Hello all,
One of the questions that was raised recently on c.t.t concerning the
currently available LaTeX3 modules was the lack of "strings"
functionality. Looking on CTAN, I can find a number of packages
providing some string-like functionality:
- substr
- coolstr
- stringstrings
- xstrings
(plus some functions in other packages). I'm sure there are also others.
Taking a look through them, I can find some similarities but also a
number of differences. Before trying to create some kind of "l3str"
package, I thought it might be useful to see what the feeling is about
(a) if we need this at all (b) what constitutes a string (c) what
functions are needed and (d) anything else!
On (a) my feeling is that some kind of tools are needed, given the clear
desire to have them (see my list above of current packages). However,
perhaps others disagree as l3tl does provide a number of useful features
already.
The first "big" question is what exactly is a string in a TeX context.
If you look at the existing packages, they take differing approaches to
handling items inside what they call strings. For example, some would
consider "ab{cde}f" to be a string of four items: "a", "b", "cde" and
"f", whereas other approaches would remove the "{" and "}" tokens. An
obvious suggestion is that a string is something which has been
\detokenize'd, but then you have to handle things like:
\tl_new:N \l_my_tl
\tl_set:Nn \l_my_tl { abc }
\str_new:N \l_my_str
\str_set:Nn \l_my_str { \l_my_tl def }
Here, do we allow an "x" variant so that \l_my_str ends up as "abcdef"

---

▶ _Given instruction 1_
Which four CTAN packages does the post on LaTeX3 strings list as providing string-like functionality?
▶ _Given instruction 2_
Carry on the post on LaTeX3 strings from the point where it stops.

▶ _Data entries_
---

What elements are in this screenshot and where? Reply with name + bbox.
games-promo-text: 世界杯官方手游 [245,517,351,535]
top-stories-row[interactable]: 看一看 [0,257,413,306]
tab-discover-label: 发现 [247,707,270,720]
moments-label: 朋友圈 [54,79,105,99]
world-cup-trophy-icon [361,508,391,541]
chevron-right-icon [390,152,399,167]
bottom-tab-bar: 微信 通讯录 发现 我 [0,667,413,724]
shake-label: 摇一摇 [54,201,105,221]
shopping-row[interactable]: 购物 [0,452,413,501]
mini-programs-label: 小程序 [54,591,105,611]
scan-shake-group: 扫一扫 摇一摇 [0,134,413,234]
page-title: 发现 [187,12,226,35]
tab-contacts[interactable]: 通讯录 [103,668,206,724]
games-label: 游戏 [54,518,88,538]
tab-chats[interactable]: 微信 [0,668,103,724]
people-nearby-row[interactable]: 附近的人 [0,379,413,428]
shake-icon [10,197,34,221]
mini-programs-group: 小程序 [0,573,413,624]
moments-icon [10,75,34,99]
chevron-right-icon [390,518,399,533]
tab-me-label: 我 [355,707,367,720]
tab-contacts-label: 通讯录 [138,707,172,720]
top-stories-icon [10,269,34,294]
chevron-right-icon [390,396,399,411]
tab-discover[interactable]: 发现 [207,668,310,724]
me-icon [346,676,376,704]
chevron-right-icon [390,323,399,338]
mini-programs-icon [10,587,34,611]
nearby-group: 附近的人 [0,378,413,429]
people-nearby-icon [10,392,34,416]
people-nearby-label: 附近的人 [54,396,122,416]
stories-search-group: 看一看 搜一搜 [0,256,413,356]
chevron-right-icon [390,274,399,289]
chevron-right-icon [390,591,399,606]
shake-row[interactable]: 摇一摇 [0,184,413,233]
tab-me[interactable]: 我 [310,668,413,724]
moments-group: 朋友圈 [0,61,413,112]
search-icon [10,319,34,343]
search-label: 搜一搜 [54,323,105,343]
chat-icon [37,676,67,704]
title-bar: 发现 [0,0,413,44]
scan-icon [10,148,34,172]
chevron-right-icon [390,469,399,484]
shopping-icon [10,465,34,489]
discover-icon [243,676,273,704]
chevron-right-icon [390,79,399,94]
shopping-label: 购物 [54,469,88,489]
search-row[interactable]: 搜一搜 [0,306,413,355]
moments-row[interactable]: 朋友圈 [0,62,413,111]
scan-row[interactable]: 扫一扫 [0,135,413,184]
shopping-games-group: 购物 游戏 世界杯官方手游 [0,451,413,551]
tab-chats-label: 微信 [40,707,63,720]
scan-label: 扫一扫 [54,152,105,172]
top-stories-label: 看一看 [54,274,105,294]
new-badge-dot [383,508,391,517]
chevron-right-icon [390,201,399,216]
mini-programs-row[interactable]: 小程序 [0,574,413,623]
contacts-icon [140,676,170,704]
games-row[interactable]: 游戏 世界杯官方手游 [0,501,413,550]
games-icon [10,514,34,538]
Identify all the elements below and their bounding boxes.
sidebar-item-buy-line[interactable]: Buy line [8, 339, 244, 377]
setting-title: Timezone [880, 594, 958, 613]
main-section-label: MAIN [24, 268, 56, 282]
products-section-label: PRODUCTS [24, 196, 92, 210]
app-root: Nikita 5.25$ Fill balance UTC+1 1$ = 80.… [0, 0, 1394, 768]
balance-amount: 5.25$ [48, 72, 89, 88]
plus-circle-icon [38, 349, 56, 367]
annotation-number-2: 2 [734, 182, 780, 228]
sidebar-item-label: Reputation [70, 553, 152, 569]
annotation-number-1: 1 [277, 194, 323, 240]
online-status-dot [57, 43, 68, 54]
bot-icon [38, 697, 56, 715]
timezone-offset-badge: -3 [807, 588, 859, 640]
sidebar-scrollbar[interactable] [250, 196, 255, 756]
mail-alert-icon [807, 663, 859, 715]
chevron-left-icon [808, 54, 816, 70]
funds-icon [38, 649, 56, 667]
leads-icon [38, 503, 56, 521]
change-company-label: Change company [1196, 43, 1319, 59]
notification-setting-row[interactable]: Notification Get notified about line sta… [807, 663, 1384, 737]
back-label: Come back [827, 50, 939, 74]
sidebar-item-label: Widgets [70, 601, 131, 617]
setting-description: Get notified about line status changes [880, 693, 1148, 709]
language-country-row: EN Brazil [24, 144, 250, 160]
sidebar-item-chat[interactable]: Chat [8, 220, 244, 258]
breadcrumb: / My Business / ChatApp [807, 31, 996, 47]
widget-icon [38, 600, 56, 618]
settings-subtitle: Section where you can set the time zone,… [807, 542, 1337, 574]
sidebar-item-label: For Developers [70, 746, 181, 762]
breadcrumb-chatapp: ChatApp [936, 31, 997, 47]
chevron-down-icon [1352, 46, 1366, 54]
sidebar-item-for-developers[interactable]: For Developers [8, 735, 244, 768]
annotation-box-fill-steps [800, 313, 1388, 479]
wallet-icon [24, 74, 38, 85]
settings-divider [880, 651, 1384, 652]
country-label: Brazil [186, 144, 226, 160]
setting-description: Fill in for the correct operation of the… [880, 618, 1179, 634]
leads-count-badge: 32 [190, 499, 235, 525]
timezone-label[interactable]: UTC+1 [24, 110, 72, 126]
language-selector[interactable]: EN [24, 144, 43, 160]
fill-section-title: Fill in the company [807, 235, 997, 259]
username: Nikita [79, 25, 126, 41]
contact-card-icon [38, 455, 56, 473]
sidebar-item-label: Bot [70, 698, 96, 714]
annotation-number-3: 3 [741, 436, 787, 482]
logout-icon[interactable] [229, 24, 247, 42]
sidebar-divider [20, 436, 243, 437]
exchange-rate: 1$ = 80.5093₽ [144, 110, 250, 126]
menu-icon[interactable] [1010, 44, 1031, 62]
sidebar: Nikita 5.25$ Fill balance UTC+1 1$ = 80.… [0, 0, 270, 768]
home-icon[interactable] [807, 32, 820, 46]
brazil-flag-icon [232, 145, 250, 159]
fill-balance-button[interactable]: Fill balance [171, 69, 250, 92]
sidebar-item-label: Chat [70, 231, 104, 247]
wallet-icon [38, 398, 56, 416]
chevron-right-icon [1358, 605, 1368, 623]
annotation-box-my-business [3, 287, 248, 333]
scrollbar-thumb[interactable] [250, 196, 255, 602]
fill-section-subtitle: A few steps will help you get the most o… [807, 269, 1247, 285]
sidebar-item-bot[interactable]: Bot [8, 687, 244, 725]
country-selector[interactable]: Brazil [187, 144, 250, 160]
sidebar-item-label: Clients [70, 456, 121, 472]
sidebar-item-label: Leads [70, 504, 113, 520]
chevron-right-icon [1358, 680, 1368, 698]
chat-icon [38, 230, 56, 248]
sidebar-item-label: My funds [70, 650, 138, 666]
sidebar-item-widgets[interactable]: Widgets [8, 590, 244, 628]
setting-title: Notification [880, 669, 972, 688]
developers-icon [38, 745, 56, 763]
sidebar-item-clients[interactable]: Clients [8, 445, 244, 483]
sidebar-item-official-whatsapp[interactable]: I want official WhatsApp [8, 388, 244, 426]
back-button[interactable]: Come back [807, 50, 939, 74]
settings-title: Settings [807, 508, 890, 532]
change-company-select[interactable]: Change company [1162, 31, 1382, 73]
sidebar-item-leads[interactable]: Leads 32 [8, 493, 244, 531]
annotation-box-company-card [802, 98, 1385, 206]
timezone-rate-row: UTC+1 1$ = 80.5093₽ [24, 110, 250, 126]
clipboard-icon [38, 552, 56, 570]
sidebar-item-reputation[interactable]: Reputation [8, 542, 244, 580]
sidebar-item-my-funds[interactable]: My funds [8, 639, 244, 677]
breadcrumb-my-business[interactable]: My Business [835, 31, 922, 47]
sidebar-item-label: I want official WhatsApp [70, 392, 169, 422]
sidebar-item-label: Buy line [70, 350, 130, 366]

---

▶ _Written reply 1_
substr, coolstr, stringstrings and xstrings.

▶ _Written reply 2_
(I think so, but what do others consider sensible)? (I am of course
imagining the functions used here!)
You also have to worry about what happens about special characters (for
example, how do you get % into a string). If you escape things at the
input stage [say \% => % (catcode 12)] then a simple \detokenize will
not work.
On features, things that seem to be popular:
- Substring functions such as "x characters from one end", "first x
characters", etc.
- Search functions such as "where is string x in string y".
- Case-changing functions.
What is sensible does not necessarily mean everything that is currently
available (as I say, some things are handled nicely in l3tl). What are
the priorities for others? Example of the context in which things might
be used would be helpful, as this may well guide the overall discussion.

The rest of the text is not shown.